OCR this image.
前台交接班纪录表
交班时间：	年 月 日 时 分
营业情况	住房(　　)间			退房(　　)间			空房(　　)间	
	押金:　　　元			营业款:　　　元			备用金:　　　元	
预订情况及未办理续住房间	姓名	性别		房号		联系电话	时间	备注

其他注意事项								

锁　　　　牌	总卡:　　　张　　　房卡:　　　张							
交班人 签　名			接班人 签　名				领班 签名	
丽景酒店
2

● ● ● ●

Problem description: Write out the whole listing again, exactly as it stands.

Output of the task:
OCR this image.
前台交接班纪录表
交班时间：	年 月 日 时 分
营业情况	住房(　　)间			退房(　　)间			空房(　　)间	
	押金:　　　元			营业款:　　　元			备用金:　　　元	
预订情况及未办理续住房间	姓名	性别		房号		联系电话	时间	备注

其他注意事项								

锁　　　　牌	总卡:　　　张　　　房卡:　　　张							
交班人 签　名			接班人 签　名				领班 签名	
丽景酒店
2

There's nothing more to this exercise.